**Task requirements**
Reproduce the material exactly, omitting nothing.

**Records provided**
------------------------------------

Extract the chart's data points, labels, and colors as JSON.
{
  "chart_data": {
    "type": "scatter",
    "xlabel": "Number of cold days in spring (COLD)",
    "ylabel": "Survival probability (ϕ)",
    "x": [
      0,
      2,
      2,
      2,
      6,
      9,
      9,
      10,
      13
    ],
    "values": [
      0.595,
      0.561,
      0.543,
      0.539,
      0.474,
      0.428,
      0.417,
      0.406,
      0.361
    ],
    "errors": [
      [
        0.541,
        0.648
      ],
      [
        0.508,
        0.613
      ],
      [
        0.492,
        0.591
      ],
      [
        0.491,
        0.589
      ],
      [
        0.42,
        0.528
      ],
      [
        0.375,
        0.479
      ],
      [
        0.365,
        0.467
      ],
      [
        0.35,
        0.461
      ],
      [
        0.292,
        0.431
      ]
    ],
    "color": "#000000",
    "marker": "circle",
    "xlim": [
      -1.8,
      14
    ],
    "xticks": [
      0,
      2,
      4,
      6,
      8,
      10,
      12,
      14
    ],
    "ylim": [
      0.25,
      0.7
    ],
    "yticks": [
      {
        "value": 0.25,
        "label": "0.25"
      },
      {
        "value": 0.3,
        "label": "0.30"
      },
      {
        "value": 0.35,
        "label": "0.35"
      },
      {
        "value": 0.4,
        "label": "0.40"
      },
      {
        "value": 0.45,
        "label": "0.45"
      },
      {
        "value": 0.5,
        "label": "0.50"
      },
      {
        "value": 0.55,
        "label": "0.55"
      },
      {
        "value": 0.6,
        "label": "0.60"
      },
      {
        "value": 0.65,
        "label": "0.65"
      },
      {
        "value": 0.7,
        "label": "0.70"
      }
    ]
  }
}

------------------------------------

**Correct result**
Extract the chart's data points, labels, and colors as JSON.
{
  "chart_data": {
    "type": "scatter",
    "xlabel": "Number of cold days in spring (COLD)",
    "ylabel": "Survival probability (ϕ)",
    "x": [
      0,
      2,
      2,
      2,
      6,
      9,
      9,
      10,
      13
    ],
    "values": [
      0.595,
      0.561,
      0.543,
      0.539,
      0.474,
      0.428,
      0.417,
      0.406,
      0.361
    ],
    "errors": [
      [
        0.541,
        0.648
      ],
      [
        0.508,
        0.613
      ],
      [
        0.492,
        0.591
      ],
      [
        0.491,
        0.589
      ],
      [
        0.42,
        0.528
      ],
      [
        0.375,
        0.479
      ],
      [
        0.365,
        0.467
      ],
      [
        0.35,
        0.461
      ],
      [
        0.292,
        0.431
      ]
    ],
    "color": "#000000",
    "marker": "circle",
    "xlim": [
      -1.8,
      14
    ],
    "xticks": [
      0,
      2,
      4,
      6,
      8,
      10,
      12,
      14
    ],
    "ylim": [
      0.25,
      0.7
    ],
    "yticks": [
      {
        "value": 0.25,
        "label": "0.25"
      },
      {
        "value": 0.3,
        "label": "0.30"
      },
      {
        "value": 0.35,
        "label": "0.35"
      },
      {
        "value": 0.4,
        "label": "0.40"
      },
      {
        "value": 0.45,
        "label": "0.45"
      },
      {
        "value": 0.5,
        "label": "0.50"
      },
      {
        "value": 0.55,
        "label": "0.55"
      },
      {
        "value": 0.6,
        "label": "0.60"
      },
      {
        "value": 0.65,
        "label": "0.65"
      },
      {
        "value": 0.7,
        "label": "0.70"
      }
    ]
  }
}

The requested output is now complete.